TEXT PASSAGE:
>>

Understanding Relational Database — Part 1

Understanding concepts of database Relational Model.

Kueila Ramos
9 min readApr 2, 2021
Photo by Mika Baumeister on Unsplash

In this article part 1 of 4, we will take steps through a process of understanding the foundations of a Relational Database Model. Part 2 is dedicated to query a database using MySQL as part of my learning path in understanding SQL.

In school, we often work using tools such EXCEL as the main source of data (spreadsheet downloaded from government data portals or academic sources) and SPSS or STATA for data analysis. Over the years I’ve been self-learning data science and working with data stored in a single spreadsheet. However, from the perspective of business analytics, we get into a whole different world. The overwhelming amount of data we need reside in databases.

When we talk about databases is a completely different picture as it involves a large amount of data and at this point, SQL becomes a necessary tool and I found myself struggling to understand some terminologies associate with them as I came from a business/economic background.

Database’s ecosystem includes concepts such as the Relational Model, Data Normalization, Entity Relationship Diagram and so on. As part of my learning process, in this blog, I will firstly look at some elementary database concepts without getting into too much detail, but sufficiently important to understand what is a database and its relationship with SQL. In another blog, I’ll use a database for the purpose of understanding these concepts in practice.

Understanding the basic principles of the database in the Relational Model of data

The digital era has brought three related implications: the rapid growth of electronic device, the massive growth of data and rapidly evolving methods for analysing data.

Data has become essential to every business and in almost every organization data have been gathered from several sources. For example, from an e-commerce website perspective, data can be split into two major components: a front-end that displays and collects information, and a back-end for storing the information.

Many people do not know much about database technology (including myself). We usually use a EXCEL spreadsheet which often leads to data inconsistency. The use of a spreadsheet may not cause a serious problem for a small data set, however, for a large organization, it could lead to serious errors.

Database vs Spreadsheet

The common problems in spreadsheets are as follow:

(1) No control of redundant data: Some people/organization often keep redundant data for convenience. This redundancy of data could make the data set inconsistent.

(2) Violation of data integrity: Data integrity means consistency among the stored data.

Suppose we have two separate spreadsheet files that store student data:

Figure 1 — Spreadsheet

Take a look at the Grade Roster table in fig. 1: Student Mary Browmwith student ID number 4567 is stored more than once. This is called data redundancy, for some people, it could make data access convenient, but it can be harmful. For example, if Mary Browm changes her name or her major, then all her names and major stored in the system must be changed altogether.

<<

STORED RECORDS:
>>

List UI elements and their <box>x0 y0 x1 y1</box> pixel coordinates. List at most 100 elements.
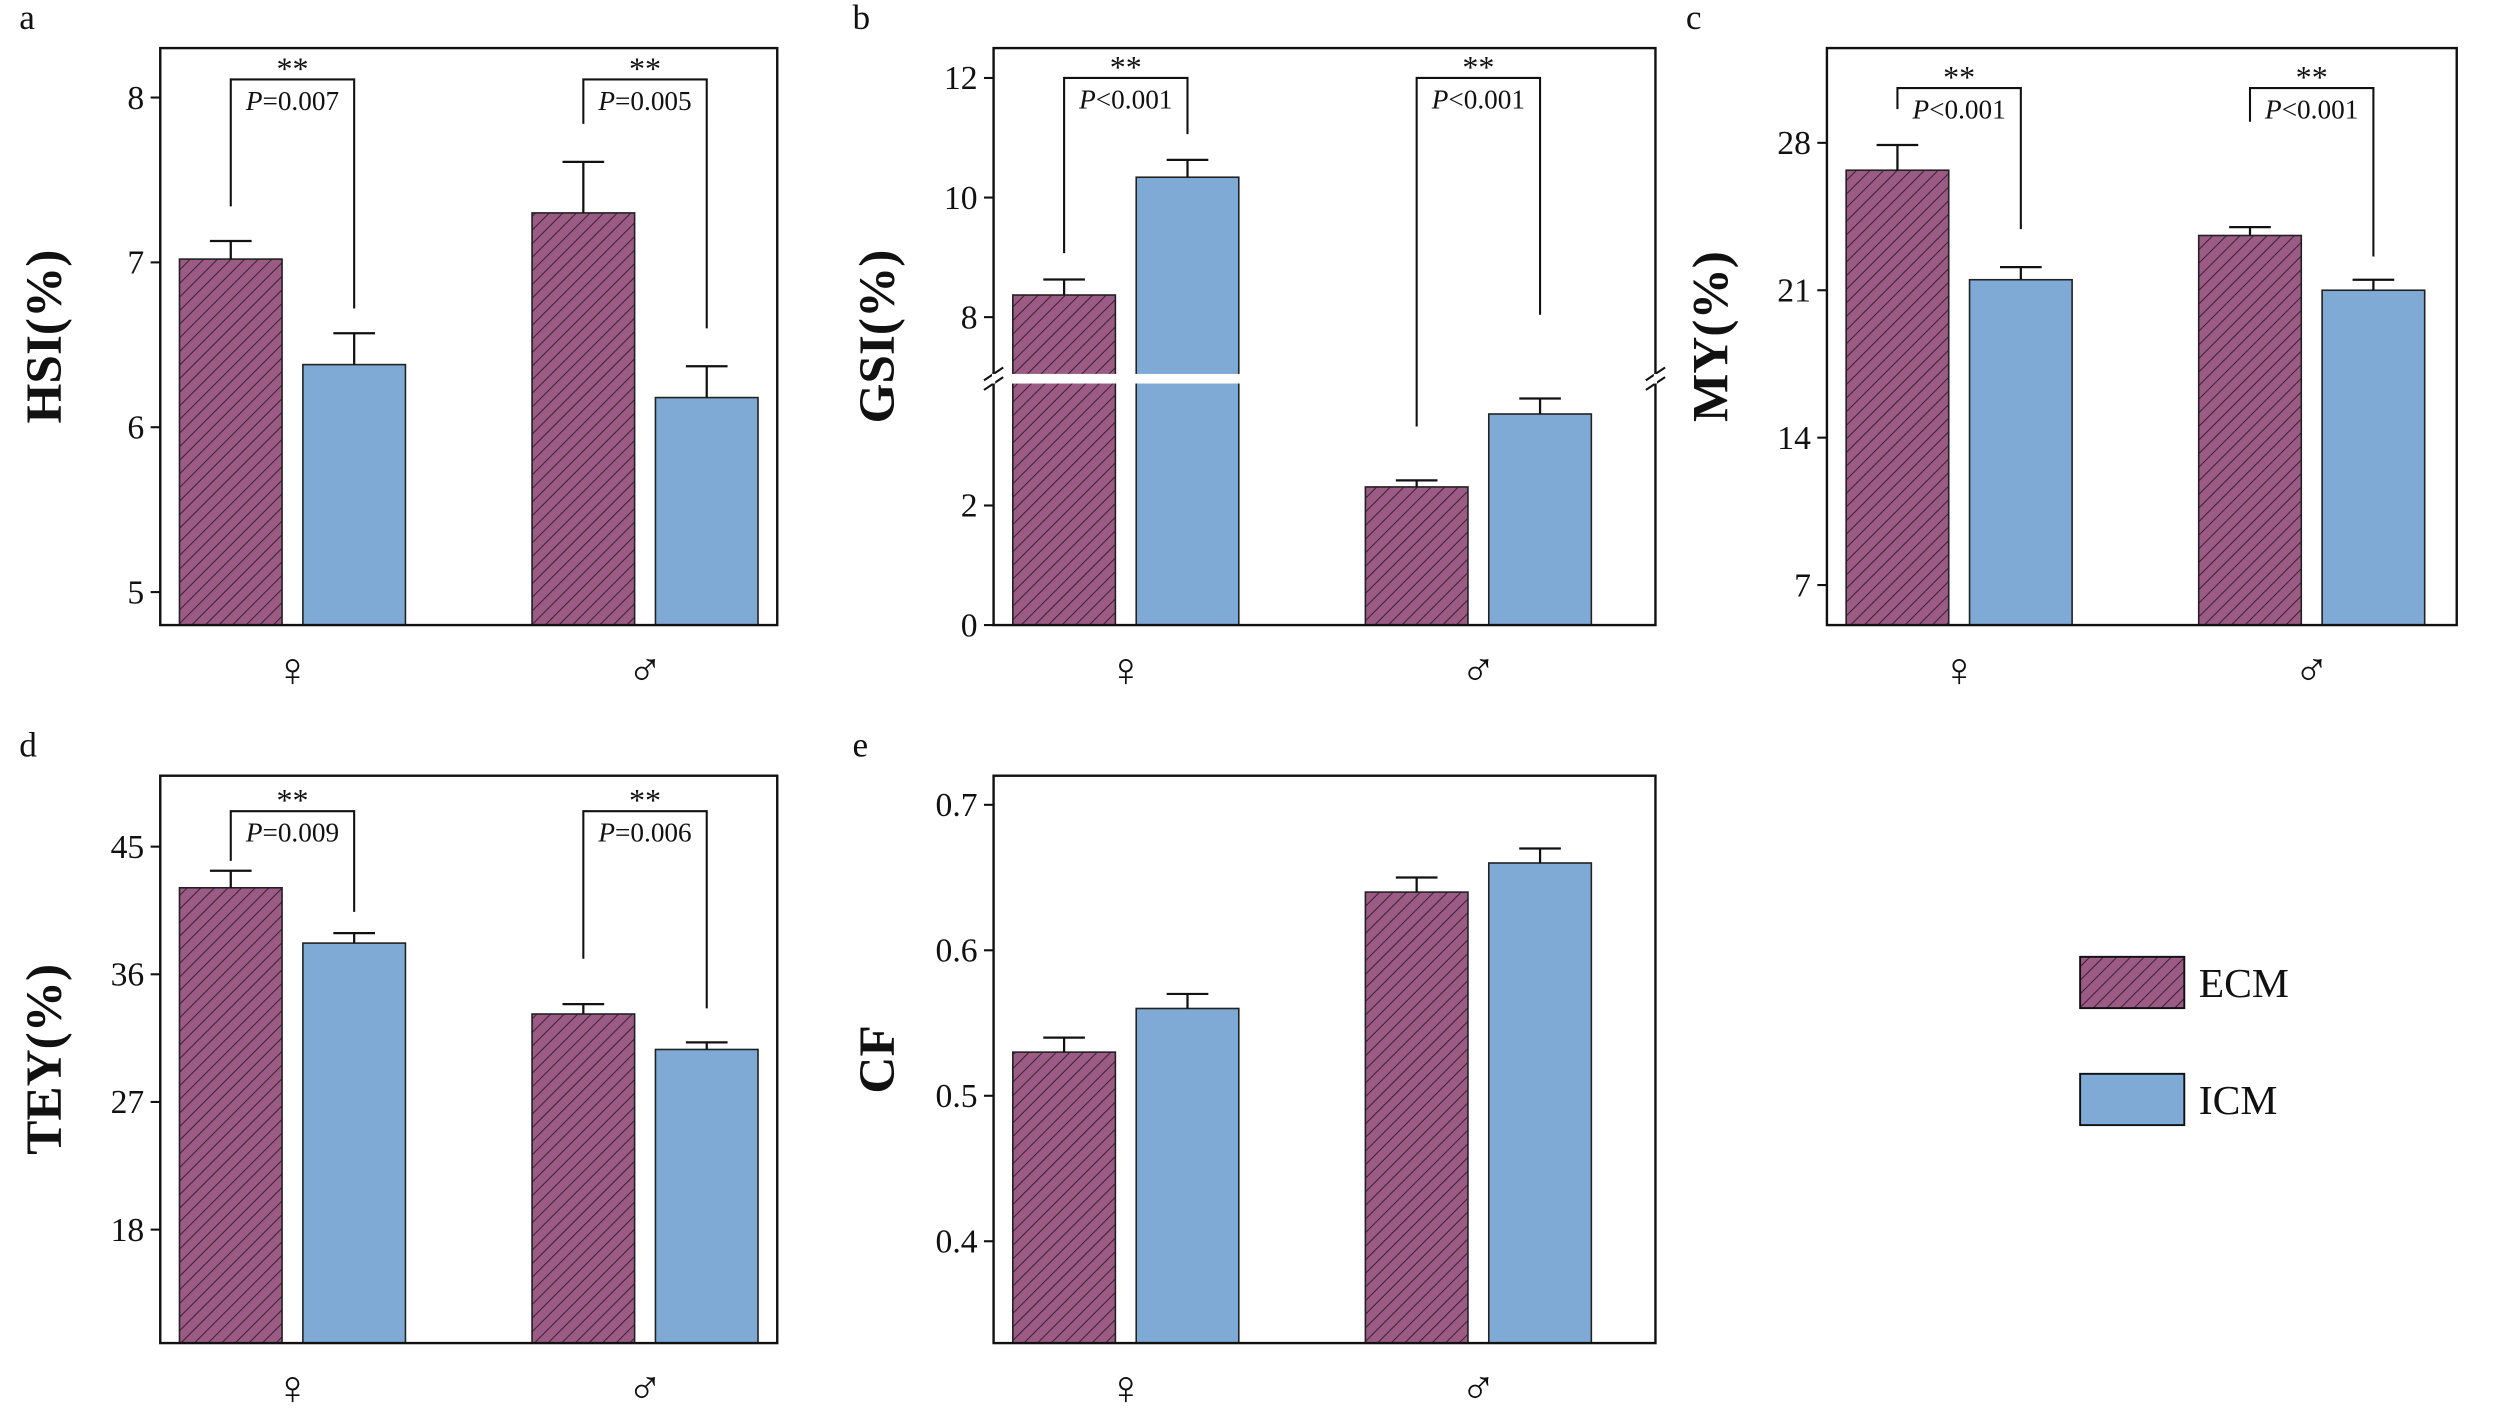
bar-ecm-male <box>531 212 636 626</box>
y-tick-label: 28 <box>1777 125 1811 162</box>
y-tick-label: 36 <box>111 957 145 994</box>
significance-bracket <box>229 810 356 912</box>
p-symbol: P <box>245 86 263 116</box>
significance-bracket <box>229 78 356 309</box>
bar-icm-male <box>2321 289 2426 626</box>
significance-bracket <box>1415 76 1542 427</box>
p-value: =0.009 <box>262 818 339 848</box>
plot-frame <box>992 46 1657 627</box>
p-value-label: P=0.005 <box>597 86 691 116</box>
plot-frame <box>159 46 779 627</box>
bar-ecm-female <box>1012 1051 1117 1344</box>
legend-label-ecm: ECM <box>2199 961 2289 1007</box>
significance-stars: ** <box>276 50 308 86</box>
y-tick-label: 8 <box>961 299 978 336</box>
p-value-label: P<0.001 <box>1078 84 1172 114</box>
x-label-male: ♂ <box>1460 1362 1496 1412</box>
y-tick-label: 14 <box>1777 420 1811 457</box>
bar-ecm-male <box>531 1013 636 1344</box>
panel-letter: a <box>19 0 35 37</box>
significance-bracket <box>1896 87 2022 230</box>
panel-e: e CF 0.4 0.5 0.6 0.7 ♀ ♂ <box>849 725 1657 1412</box>
axis-break-gap <box>1653 373 1658 384</box>
bar-ecm-female <box>178 886 283 1344</box>
axis-break-gap <box>995 373 1654 384</box>
p-symbol: P <box>2264 95 2282 125</box>
x-label-female: ♀ <box>1108 644 1144 697</box>
y-tick-label: 2 <box>961 488 978 525</box>
x-label-female: ♀ <box>274 1362 310 1412</box>
y-tick-label: 0.7 <box>936 787 978 824</box>
bar-icm-female <box>1135 1007 1240 1344</box>
panel-letter: b <box>853 0 871 37</box>
y-tick-label: 0.6 <box>936 933 978 970</box>
significance-bracket <box>582 78 708 329</box>
y-tick-label: 8 <box>127 80 144 117</box>
y-axis-label: TEY(%) <box>16 964 73 1155</box>
significance-stars: ** <box>1943 59 1975 95</box>
bar-ecm-male <box>1364 486 1469 626</box>
x-label-female: ♀ <box>1941 644 1977 697</box>
bar-ecm-male <box>2197 234 2303 626</box>
significance-stars: ** <box>1462 49 1494 85</box>
p-symbol: P <box>597 818 615 848</box>
y-tick-label: 0 <box>961 607 978 644</box>
x-label-female: ♀ <box>274 644 310 697</box>
y-tick-label: 5 <box>127 574 144 611</box>
x-label-male: ♂ <box>1460 644 1496 697</box>
bar-icm-female <box>302 363 407 626</box>
bar-ecm-female <box>178 258 283 626</box>
significance-stars: ** <box>2296 59 2328 95</box>
x-label-female: ♀ <box>1108 1362 1144 1412</box>
bar-icm-male <box>654 396 759 626</box>
y-tick-label: 0.5 <box>936 1078 978 1115</box>
significance-stars: ** <box>629 50 661 86</box>
bar-icm-female <box>302 942 407 1344</box>
p-symbol: P <box>1911 95 1929 125</box>
bar-icm-female <box>1968 278 2073 626</box>
bar-icm-male <box>1487 413 1593 626</box>
y-axis-label: HSI(%) <box>16 250 73 424</box>
legend-swatch-ecm <box>2079 955 2186 1010</box>
panel-letter: c <box>1686 0 1702 37</box>
p-value: =0.005 <box>615 86 692 116</box>
p-value: =0.006 <box>615 818 692 848</box>
p-value-label: P=0.006 <box>597 818 691 848</box>
bar-ecm-male <box>1364 891 1469 1344</box>
y-tick-label: 27 <box>111 1084 145 1121</box>
plot-frame <box>1825 46 2458 627</box>
p-value-label: P<0.001 <box>1911 95 2005 125</box>
p-value-label: P<0.001 <box>2264 95 2358 125</box>
bar-ecm-female <box>1845 169 1950 626</box>
panel-letter: d <box>19 725 37 764</box>
p-value: <0.001 <box>1448 84 1525 114</box>
bar-icm-male <box>1487 862 1593 1344</box>
p-symbol: P <box>245 818 263 848</box>
x-label-male: ♂ <box>2294 644 2330 697</box>
legend-label-icm: ICM <box>2199 1078 2278 1124</box>
y-tick-label: 10 <box>944 180 978 217</box>
y-axis-label: MY(%) <box>1683 251 1740 422</box>
plot-frame <box>992 774 1657 1345</box>
y-tick-label: 7 <box>127 245 144 282</box>
p-value: <0.001 <box>1929 95 2006 125</box>
significance-stars: ** <box>629 782 661 818</box>
p-symbol: P <box>597 86 615 116</box>
x-label-male: ♂ <box>627 1362 663 1412</box>
significance-stars: ** <box>1110 49 1142 85</box>
y-tick-label: 6 <box>127 409 144 446</box>
p-value: =0.007 <box>262 86 339 116</box>
bar-icm-male <box>654 1048 759 1344</box>
x-label-male: ♂ <box>627 644 663 697</box>
significance-bracket <box>2248 87 2375 257</box>
p-value: <0.001 <box>2282 95 2359 125</box>
y-tick-label: 12 <box>944 60 978 97</box>
bar-icm-female <box>1135 176 1240 626</box>
p-value-label: P=0.009 <box>245 818 339 848</box>
y-tick-label: 45 <box>111 829 145 866</box>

<<

EXERCISE AIM:
Can you quote the relational database article word for word, starting with "Understanding Relational Database" and going on through "in understanding SQL."? You won't need the records for this.

RESULT OF THIS EXERCISE:
Understanding Relational Database — Part 1

Understanding concepts of database Relational Model.

Kueila Ramos
9 min readApr 2, 2021
Photo by Mika Baumeister on Unsplash

In this article part 1 of 4, we will take steps through a process of understanding the foundations of a Relational Database Model. Part 2 is dedicated to query a database using MySQL as part of my learning path in understanding SQL.